Data extracted from a collection
◇ ◇ ◇ ◇ ◇ ◇ ◇

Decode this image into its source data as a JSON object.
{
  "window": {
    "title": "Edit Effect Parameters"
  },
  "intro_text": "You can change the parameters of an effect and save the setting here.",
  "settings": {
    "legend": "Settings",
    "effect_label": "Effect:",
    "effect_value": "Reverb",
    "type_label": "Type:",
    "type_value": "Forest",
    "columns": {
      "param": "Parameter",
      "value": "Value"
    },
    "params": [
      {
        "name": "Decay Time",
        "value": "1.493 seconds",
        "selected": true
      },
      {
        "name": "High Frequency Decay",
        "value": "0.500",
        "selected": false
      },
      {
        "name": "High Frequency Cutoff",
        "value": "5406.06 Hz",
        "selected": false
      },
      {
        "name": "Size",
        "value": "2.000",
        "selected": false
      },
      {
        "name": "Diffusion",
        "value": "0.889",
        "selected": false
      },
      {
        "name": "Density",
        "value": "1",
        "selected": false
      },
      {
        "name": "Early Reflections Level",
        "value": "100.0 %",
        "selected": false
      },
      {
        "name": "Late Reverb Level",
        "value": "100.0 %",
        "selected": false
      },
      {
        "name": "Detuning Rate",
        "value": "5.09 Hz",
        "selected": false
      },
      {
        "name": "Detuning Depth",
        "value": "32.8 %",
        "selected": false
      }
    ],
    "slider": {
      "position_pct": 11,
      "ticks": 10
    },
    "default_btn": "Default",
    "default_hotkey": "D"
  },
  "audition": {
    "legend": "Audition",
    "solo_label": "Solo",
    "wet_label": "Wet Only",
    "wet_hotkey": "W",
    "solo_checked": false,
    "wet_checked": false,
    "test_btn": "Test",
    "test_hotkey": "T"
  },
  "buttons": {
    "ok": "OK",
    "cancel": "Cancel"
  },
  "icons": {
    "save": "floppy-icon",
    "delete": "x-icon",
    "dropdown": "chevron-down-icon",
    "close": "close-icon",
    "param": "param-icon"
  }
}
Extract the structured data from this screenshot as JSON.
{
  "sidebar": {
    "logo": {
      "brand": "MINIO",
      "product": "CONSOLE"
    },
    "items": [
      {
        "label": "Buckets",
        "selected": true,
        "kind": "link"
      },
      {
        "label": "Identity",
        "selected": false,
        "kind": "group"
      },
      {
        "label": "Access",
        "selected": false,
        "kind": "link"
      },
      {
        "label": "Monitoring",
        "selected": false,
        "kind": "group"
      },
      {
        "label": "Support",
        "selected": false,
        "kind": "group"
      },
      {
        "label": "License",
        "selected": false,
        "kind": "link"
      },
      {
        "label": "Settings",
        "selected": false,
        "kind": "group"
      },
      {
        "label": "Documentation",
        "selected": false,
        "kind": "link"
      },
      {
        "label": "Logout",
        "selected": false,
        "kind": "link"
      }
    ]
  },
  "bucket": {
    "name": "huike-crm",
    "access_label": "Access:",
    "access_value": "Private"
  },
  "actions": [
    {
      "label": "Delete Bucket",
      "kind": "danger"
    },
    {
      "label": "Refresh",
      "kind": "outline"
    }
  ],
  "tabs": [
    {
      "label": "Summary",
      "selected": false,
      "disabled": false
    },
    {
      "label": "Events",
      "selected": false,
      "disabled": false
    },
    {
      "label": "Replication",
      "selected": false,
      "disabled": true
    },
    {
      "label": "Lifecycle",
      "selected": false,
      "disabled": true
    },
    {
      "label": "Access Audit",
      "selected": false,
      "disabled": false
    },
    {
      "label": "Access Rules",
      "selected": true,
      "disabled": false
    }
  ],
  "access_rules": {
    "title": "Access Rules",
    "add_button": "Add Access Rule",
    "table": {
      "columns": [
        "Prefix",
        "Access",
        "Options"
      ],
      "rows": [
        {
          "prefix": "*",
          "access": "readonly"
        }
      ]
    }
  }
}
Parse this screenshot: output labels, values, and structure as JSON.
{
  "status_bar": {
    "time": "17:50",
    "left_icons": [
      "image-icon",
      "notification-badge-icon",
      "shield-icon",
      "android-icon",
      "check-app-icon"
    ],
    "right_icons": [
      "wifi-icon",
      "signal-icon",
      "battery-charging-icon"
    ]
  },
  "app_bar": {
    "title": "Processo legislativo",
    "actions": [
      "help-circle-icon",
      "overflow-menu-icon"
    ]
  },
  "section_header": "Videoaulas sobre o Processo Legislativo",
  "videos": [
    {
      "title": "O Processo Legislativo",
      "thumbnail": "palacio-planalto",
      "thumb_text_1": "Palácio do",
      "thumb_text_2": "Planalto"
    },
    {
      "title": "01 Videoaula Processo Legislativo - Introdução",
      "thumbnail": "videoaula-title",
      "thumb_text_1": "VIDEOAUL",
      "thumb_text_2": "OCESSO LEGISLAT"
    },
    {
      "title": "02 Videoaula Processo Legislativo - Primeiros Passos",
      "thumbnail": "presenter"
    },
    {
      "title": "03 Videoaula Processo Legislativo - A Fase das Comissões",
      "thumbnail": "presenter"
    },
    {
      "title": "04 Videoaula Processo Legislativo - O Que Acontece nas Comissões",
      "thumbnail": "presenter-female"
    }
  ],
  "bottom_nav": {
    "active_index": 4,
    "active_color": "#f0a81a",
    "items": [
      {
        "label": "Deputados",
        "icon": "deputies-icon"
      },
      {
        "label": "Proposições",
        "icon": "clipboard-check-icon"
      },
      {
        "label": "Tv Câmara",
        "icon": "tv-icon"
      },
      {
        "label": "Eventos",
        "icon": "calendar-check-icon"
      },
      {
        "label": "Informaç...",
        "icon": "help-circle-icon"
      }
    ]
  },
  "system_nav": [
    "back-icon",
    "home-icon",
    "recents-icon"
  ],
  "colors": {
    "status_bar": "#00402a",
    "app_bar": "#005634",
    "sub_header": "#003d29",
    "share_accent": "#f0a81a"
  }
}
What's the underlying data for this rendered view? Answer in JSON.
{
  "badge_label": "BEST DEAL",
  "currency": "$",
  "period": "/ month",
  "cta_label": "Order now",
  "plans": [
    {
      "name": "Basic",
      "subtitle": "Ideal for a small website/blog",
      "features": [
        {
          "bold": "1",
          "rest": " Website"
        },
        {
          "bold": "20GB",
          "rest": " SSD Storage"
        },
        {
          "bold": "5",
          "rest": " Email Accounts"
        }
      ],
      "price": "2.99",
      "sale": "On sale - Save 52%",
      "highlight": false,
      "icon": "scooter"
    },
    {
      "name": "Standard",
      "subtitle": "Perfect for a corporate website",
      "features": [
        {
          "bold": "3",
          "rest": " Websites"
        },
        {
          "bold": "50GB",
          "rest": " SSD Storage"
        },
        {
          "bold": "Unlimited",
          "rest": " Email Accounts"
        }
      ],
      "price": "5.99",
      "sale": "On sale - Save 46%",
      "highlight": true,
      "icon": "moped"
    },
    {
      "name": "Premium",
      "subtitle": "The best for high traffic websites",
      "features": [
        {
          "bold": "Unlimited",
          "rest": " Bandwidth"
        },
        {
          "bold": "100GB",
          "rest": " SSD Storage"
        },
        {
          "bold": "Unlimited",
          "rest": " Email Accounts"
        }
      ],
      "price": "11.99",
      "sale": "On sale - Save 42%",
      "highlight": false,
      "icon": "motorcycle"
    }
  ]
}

◇ ◇ ◇ ◇ ◇ ◇ ◇

Task details → Produce an exact copy of every entry above.

Expected answer →
Decode this image into its source data as a JSON object.
{
  "window": {
    "title": "Edit Effect Parameters"
  },
  "intro_text": "You can change the parameters of an effect and save the setting here.",
  "settings": {
    "legend": "Settings",
    "effect_label": "Effect:",
    "effect_value": "Reverb",
    "type_label": "Type:",
    "type_value": "Forest",
    "columns": {
      "param": "Parameter",
      "value": "Value"
    },
    "params": [
      {
        "name": "Decay Time",
        "value": "1.493 seconds",
        "selected": true
      },
      {
        "name": "High Frequency Decay",
        "value": "0.500",
        "selected": false
      },
      {
        "name": "High Frequency Cutoff",
        "value": "5406.06 Hz",
        "selected": false
      },
      {
        "name": "Size",
        "value": "2.000",
        "selected": false
      },
      {
        "name": "Diffusion",
        "value": "0.889",
        "selected": false
      },
      {
        "name": "Density",
        "value": "1",
        "selected": false
      },
      {
        "name": "Early Reflections Level",
        "value": "100.0 %",
        "selected": false
      },
      {
        "name": "Late Reverb Level",
        "value": "100.0 %",
        "selected": false
      },
      {
        "name": "Detuning Rate",
        "value": "5.09 Hz",
        "selected": false
      },
      {
        "name": "Detuning Depth",
        "value": "32.8 %",
        "selected": false
      }
    ],
    "slider": {
      "position_pct": 11,
      "ticks": 10
    },
    "default_btn": "Default",
    "default_hotkey": "D"
  },
  "audition": {
    "legend": "Audition",
    "solo_label": "Solo",
    "wet_label": "Wet Only",
    "wet_hotkey": "W",
    "solo_checked": false,
    "wet_checked": false,
    "test_btn": "Test",
    "test_hotkey": "T"
  },
  "buttons": {
    "ok": "OK",
    "cancel": "Cancel"
  },
  "icons": {
    "save": "floppy-icon",
    "delete": "x-icon",
    "dropdown": "chevron-down-icon",
    "close": "close-icon",
    "param": "param-icon"
  }
}
Extract the structured data from this screenshot as JSON.
{
  "sidebar": {
    "logo": {
      "brand": "MINIO",
      "product": "CONSOLE"
    },
    "items": [
      {
        "label": "Buckets",
        "selected": true,
        "kind": "link"
      },
      {
        "label": "Identity",
        "selected": false,
        "kind": "group"
      },
      {
        "label": "Access",
        "selected": false,
        "kind": "link"
      },
      {
        "label": "Monitoring",
        "selected": false,
        "kind": "group"
      },
      {
        "label": "Support",
        "selected": false,
        "kind": "group"
      },
      {
        "label": "License",
        "selected": false,
        "kind": "link"
      },
      {
        "label": "Settings",
        "selected": false,
        "kind": "group"
      },
      {
        "label": "Documentation",
        "selected": false,
        "kind": "link"
      },
      {
        "label": "Logout",
        "selected": false,
        "kind": "link"
      }
    ]
  },
  "bucket": {
    "name": "huike-crm",
    "access_label": "Access:",
    "access_value": "Private"
  },
  "actions": [
    {
      "label": "Delete Bucket",
      "kind": "danger"
    },
    {
      "label": "Refresh",
      "kind": "outline"
    }
  ],
  "tabs": [
    {
      "label": "Summary",
      "selected": false,
      "disabled": false
    },
    {
      "label": "Events",
      "selected": false,
      "disabled": false
    },
    {
      "label": "Replication",
      "selected": false,
      "disabled": true
    },
    {
      "label": "Lifecycle",
      "selected": false,
      "disabled": true
    },
    {
      "label": "Access Audit",
      "selected": false,
      "disabled": false
    },
    {
      "label": "Access Rules",
      "selected": true,
      "disabled": false
    }
  ],
  "access_rules": {
    "title": "Access Rules",
    "add_button": "Add Access Rule",
    "table": {
      "columns": [
        "Prefix",
        "Access",
        "Options"
      ],
      "rows": [
        {
          "prefix": "*",
          "access": "readonly"
        }
      ]
    }
  }
}
Parse this screenshot: output labels, values, and structure as JSON.
{
  "status_bar": {
    "time": "17:50",
    "left_icons": [
      "image-icon",
      "notification-badge-icon",
      "shield-icon",
      "android-icon",
      "check-app-icon"
    ],
    "right_icons": [
      "wifi-icon",
      "signal-icon",
      "battery-charging-icon"
    ]
  },
  "app_bar": {
    "title": "Processo legislativo",
    "actions": [
      "help-circle-icon",
      "overflow-menu-icon"
    ]
  },
  "section_header": "Videoaulas sobre o Processo Legislativo",
  "videos": [
    {
      "title": "O Processo Legislativo",
      "thumbnail": "palacio-planalto",
      "thumb_text_1": "Palácio do",
      "thumb_text_2": "Planalto"
    },
    {
      "title": "01 Videoaula Processo Legislativo - Introdução",
      "thumbnail": "videoaula-title",
      "thumb_text_1": "VIDEOAUL",
      "thumb_text_2": "OCESSO LEGISLAT"
    },
    {
      "title": "02 Videoaula Processo Legislativo - Primeiros Passos",
      "thumbnail": "presenter"
    },
    {
      "title": "03 Videoaula Processo Legislativo - A Fase das Comissões",
      "thumbnail": "presenter"
    },
    {
      "title": "04 Videoaula Processo Legislativo - O Que Acontece nas Comissões",
      "thumbnail": "presenter-female"
    }
  ],
  "bottom_nav": {
    "active_index": 4,
    "active_color": "#f0a81a",
    "items": [
      {
        "label": "Deputados",
        "icon": "deputies-icon"
      },
      {
        "label": "Proposições",
        "icon": "clipboard-check-icon"
      },
      {
        "label": "Tv Câmara",
        "icon": "tv-icon"
      },
      {
        "label": "Eventos",
        "icon": "calendar-check-icon"
      },
      {
        "label": "Informaç...",
        "icon": "help-circle-icon"
      }
    ]
  },
  "system_nav": [
    "back-icon",
    "home-icon",
    "recents-icon"
  ],
  "colors": {
    "status_bar": "#00402a",
    "app_bar": "#005634",
    "sub_header": "#003d29",
    "share_accent": "#f0a81a"
  }
}
What's the underlying data for this rendered view? Answer in JSON.
{
  "badge_label": "BEST DEAL",
  "currency": "$",
  "period": "/ month",
  "cta_label": "Order now",
  "plans": [
    {
      "name": "Basic",
      "subtitle": "Ideal for a small website/blog",
      "features": [
        {
          "bold": "1",
          "rest": " Website"
        },
        {
          "bold": "20GB",
          "rest": " SSD Storage"
        },
        {
          "bold": "5",
          "rest": " Email Accounts"
        }
      ],
      "price": "2.99",
      "sale": "On sale - Save 52%",
      "highlight": false,
      "icon": "scooter"
    },
    {
      "name": "Standard",
      "subtitle": "Perfect for a corporate website",
      "features": [
        {
          "bold": "3",
          "rest": " Websites"
        },
        {
          "bold": "50GB",
          "rest": " SSD Storage"
        },
        {
          "bold": "Unlimited",
          "rest": " Email Accounts"
        }
      ],
      "price": "5.99",
      "sale": "On sale - Save 46%",
      "highlight": true,
      "icon": "moped"
    },
    {
      "name": "Premium",
      "subtitle": "The best for high traffic websites",
      "features": [
        {
          "bold": "Unlimited",
          "rest": " Bandwidth"
        },
        {
          "bold": "100GB",
          "rest": " SSD Storage"
        },
        {
          "bold": "Unlimited",
          "rest": " Email Accounts"
        }
      ],
      "price": "11.99",
      "sale": "On sale - Save 42%",
      "highlight": false,
      "icon": "motorcycle"
    }
  ]
}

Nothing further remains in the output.